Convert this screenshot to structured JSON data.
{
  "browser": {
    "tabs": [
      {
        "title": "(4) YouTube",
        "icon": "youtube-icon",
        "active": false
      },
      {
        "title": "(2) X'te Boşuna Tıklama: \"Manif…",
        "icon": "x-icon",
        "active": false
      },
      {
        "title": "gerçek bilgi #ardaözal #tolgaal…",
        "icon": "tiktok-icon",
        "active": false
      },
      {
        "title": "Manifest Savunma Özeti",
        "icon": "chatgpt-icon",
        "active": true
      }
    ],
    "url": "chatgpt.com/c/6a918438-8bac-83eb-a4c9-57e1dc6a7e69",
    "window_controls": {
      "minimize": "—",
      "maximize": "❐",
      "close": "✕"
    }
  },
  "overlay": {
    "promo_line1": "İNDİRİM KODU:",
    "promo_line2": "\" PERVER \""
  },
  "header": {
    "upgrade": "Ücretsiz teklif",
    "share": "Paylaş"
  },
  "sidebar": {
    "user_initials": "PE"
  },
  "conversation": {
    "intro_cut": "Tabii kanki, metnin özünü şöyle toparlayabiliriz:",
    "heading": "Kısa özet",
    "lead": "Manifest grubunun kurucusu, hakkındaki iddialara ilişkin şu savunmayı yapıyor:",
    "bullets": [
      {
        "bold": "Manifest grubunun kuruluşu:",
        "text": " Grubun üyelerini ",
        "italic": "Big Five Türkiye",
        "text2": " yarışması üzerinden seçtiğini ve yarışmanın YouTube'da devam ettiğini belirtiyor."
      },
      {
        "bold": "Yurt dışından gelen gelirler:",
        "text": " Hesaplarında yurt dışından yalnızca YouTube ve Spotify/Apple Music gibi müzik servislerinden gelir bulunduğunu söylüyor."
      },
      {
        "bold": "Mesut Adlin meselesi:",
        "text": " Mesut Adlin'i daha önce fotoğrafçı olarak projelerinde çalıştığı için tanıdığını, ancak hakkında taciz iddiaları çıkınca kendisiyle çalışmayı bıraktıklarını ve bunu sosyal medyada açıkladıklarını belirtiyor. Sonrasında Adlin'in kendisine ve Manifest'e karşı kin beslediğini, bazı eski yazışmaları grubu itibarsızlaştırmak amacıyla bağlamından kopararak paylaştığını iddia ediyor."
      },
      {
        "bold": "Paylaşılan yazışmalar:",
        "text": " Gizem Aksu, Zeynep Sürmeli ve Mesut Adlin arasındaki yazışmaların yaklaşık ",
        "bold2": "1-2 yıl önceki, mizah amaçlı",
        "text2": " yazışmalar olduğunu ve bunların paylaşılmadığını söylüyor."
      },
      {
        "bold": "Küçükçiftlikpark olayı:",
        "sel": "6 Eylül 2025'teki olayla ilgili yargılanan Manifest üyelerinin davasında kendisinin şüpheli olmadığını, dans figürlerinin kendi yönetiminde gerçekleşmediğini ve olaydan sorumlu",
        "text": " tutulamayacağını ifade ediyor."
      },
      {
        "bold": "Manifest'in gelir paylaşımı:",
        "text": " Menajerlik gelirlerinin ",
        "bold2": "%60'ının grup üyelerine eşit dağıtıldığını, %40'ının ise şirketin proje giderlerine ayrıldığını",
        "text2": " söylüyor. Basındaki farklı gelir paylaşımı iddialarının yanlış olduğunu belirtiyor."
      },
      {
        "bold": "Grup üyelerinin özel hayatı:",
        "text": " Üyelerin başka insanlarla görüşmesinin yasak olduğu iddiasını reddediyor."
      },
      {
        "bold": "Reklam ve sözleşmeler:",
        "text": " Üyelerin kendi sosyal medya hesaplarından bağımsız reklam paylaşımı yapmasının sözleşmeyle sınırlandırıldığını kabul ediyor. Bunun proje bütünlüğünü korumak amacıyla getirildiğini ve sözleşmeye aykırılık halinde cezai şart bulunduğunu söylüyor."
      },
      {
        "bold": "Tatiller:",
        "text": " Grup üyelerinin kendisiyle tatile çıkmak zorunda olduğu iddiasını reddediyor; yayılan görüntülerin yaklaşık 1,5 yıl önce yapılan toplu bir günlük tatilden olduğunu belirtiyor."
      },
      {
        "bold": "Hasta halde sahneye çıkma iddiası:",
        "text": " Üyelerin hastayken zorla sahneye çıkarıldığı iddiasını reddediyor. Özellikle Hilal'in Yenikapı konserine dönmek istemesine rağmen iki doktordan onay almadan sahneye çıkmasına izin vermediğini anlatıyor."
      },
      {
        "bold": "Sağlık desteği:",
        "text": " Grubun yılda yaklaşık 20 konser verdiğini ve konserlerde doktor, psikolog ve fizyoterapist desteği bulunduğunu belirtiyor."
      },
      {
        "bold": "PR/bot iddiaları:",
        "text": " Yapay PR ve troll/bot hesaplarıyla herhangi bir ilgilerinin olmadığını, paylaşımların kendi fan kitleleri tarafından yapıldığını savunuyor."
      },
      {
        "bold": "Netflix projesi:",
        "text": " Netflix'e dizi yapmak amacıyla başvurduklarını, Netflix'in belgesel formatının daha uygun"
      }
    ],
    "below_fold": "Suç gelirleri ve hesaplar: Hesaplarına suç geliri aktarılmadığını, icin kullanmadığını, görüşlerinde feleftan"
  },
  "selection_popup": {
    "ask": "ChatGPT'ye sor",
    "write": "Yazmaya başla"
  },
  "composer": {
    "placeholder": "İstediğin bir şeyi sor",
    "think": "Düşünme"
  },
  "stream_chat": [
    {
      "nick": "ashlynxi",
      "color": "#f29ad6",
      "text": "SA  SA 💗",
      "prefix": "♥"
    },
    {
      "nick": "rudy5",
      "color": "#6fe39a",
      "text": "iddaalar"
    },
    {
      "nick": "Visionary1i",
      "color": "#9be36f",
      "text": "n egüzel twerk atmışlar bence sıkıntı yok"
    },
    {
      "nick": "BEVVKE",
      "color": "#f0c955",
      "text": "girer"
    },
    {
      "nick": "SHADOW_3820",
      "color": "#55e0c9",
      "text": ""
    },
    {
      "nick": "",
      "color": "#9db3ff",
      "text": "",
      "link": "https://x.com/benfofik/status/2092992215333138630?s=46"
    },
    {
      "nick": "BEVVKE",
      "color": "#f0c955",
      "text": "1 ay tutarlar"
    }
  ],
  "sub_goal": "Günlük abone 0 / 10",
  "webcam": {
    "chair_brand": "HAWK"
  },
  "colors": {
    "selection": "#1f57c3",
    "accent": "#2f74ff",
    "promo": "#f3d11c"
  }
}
* * * * *
**Exercise objective**
Transcribe the material above in its entirety. Match it exactly.

**Written response**
Convert this screenshot to structured JSON data.
{
  "browser": {
    "tabs": [
      {
        "title": "(4) YouTube",
        "icon": "youtube-icon",
        "active": false
      },
      {
        "title": "(2) X'te Boşuna Tıklama: \"Manif…",
        "icon": "x-icon",
        "active": false
      },
      {
        "title": "gerçek bilgi #ardaözal #tolgaal…",
        "icon": "tiktok-icon",
        "active": false
      },
      {
        "title": "Manifest Savunma Özeti",
        "icon": "chatgpt-icon",
        "active": true
      }
    ],
    "url": "chatgpt.com/c/6a918438-8bac-83eb-a4c9-57e1dc6a7e69",
    "window_controls": {
      "minimize": "—",
      "maximize": "❐",
      "close": "✕"
    }
  },
  "overlay": {
    "promo_line1": "İNDİRİM KODU:",
    "promo_line2": "\" PERVER \""
  },
  "header": {
    "upgrade": "Ücretsiz teklif",
    "share": "Paylaş"
  },
  "sidebar": {
    "user_initials": "PE"
  },
  "conversation": {
    "intro_cut": "Tabii kanki, metnin özünü şöyle toparlayabiliriz:",
    "heading": "Kısa özet",
    "lead": "Manifest grubunun kurucusu, hakkındaki iddialara ilişkin şu savunmayı yapıyor:",
    "bullets": [
      {
        "bold": "Manifest grubunun kuruluşu:",
        "text": " Grubun üyelerini ",
        "italic": "Big Five Türkiye",
        "text2": " yarışması üzerinden seçtiğini ve yarışmanın YouTube'da devam ettiğini belirtiyor."
      },
      {
        "bold": "Yurt dışından gelen gelirler:",
        "text": " Hesaplarında yurt dışından yalnızca YouTube ve Spotify/Apple Music gibi müzik servislerinden gelir bulunduğunu söylüyor."
      },
      {
        "bold": "Mesut Adlin meselesi:",
        "text": " Mesut Adlin'i daha önce fotoğrafçı olarak projelerinde çalıştığı için tanıdığını, ancak hakkında taciz iddiaları çıkınca kendisiyle çalışmayı bıraktıklarını ve bunu sosyal medyada açıkladıklarını belirtiyor. Sonrasında Adlin'in kendisine ve Manifest'e karşı kin beslediğini, bazı eski yazışmaları grubu itibarsızlaştırmak amacıyla bağlamından kopararak paylaştığını iddia ediyor."
      },
      {
        "bold": "Paylaşılan yazışmalar:",
        "text": " Gizem Aksu, Zeynep Sürmeli ve Mesut Adlin arasındaki yazışmaların yaklaşık ",
        "bold2": "1-2 yıl önceki, mizah amaçlı",
        "text2": " yazışmalar olduğunu ve bunların paylaşılmadığını söylüyor."
      },
      {
        "bold": "Küçükçiftlikpark olayı:",
        "sel": "6 Eylül 2025'teki olayla ilgili yargılanan Manifest üyelerinin davasında kendisinin şüpheli olmadığını, dans figürlerinin kendi yönetiminde gerçekleşmediğini ve olaydan sorumlu",
        "text": " tutulamayacağını ifade ediyor."
      },
      {
        "bold": "Manifest'in gelir paylaşımı:",
        "text": " Menajerlik gelirlerinin ",
        "bold2": "%60'ının grup üyelerine eşit dağıtıldığını, %40'ının ise şirketin proje giderlerine ayrıldığını",
        "text2": " söylüyor. Basındaki farklı gelir paylaşımı iddialarının yanlış olduğunu belirtiyor."
      },
      {
        "bold": "Grup üyelerinin özel hayatı:",
        "text": " Üyelerin başka insanlarla görüşmesinin yasak olduğu iddiasını reddediyor."
      },
      {
        "bold": "Reklam ve sözleşmeler:",
        "text": " Üyelerin kendi sosyal medya hesaplarından bağımsız reklam paylaşımı yapmasının sözleşmeyle sınırlandırıldığını kabul ediyor. Bunun proje bütünlüğünü korumak amacıyla getirildiğini ve sözleşmeye aykırılık halinde cezai şart bulunduğunu söylüyor."
      },
      {
        "bold": "Tatiller:",
        "text": " Grup üyelerinin kendisiyle tatile çıkmak zorunda olduğu iddiasını reddediyor; yayılan görüntülerin yaklaşık 1,5 yıl önce yapılan toplu bir günlük tatilden olduğunu belirtiyor."
      },
      {
        "bold": "Hasta halde sahneye çıkma iddiası:",
        "text": " Üyelerin hastayken zorla sahneye çıkarıldığı iddiasını reddediyor. Özellikle Hilal'in Yenikapı konserine dönmek istemesine rağmen iki doktordan onay almadan sahneye çıkmasına izin vermediğini anlatıyor."
      },
      {
        "bold": "Sağlık desteği:",
        "text": " Grubun yılda yaklaşık 20 konser verdiğini ve konserlerde doktor, psikolog ve fizyoterapist desteği bulunduğunu belirtiyor."
      },
      {
        "bold": "PR/bot iddiaları:",
        "text": " Yapay PR ve troll/bot hesaplarıyla herhangi bir ilgilerinin olmadığını, paylaşımların kendi fan kitleleri tarafından yapıldığını savunuyor."
      },
      {
        "bold": "Netflix projesi:",
        "text": " Netflix'e dizi yapmak amacıyla başvurduklarını, Netflix'in belgesel formatının daha uygun"
      }
    ],
    "below_fold": "Suç gelirleri ve hesaplar: Hesaplarına suç geliri aktarılmadığını, icin kullanmadığını, görüşlerinde feleftan"
  },
  "selection_popup": {
    "ask": "ChatGPT'ye sor",
    "write": "Yazmaya başla"
  },
  "composer": {
    "placeholder": "İstediğin bir şeyi sor",
    "think": "Düşünme"
  },
  "stream_chat": [
    {
      "nick": "ashlynxi",
      "color": "#f29ad6",
      "text": "SA  SA 💗",
      "prefix": "♥"
    },
    {
      "nick": "rudy5",
      "color": "#6fe39a",
      "text": "iddaalar"
    },
    {
      "nick": "Visionary1i",
      "color": "#9be36f",
      "text": "n egüzel twerk atmışlar bence sıkıntı yok"
    },
    {
      "nick": "BEVVKE",
      "color": "#f0c955",
      "text": "girer"
    },
    {
      "nick": "SHADOW_3820",
      "color": "#55e0c9",
      "text": ""
    },
    {
      "nick": "",
      "color": "#9db3ff",
      "text": "",
      "link": "https://x.com/benfofik/status/2092992215333138630?s=46"
    },
    {
      "nick": "BEVVKE",
      "color": "#f0c955",
      "text": "1 ay tutarlar"
    }
  ],
  "sub_goal": "Günlük abone 0 / 10",
  "webcam": {
    "chair_brand": "HAWK"
  },
  "colors": {
    "selection": "#1f57c3",
    "accent": "#2f74ff",
    "promo": "#f3d11c"
  }
}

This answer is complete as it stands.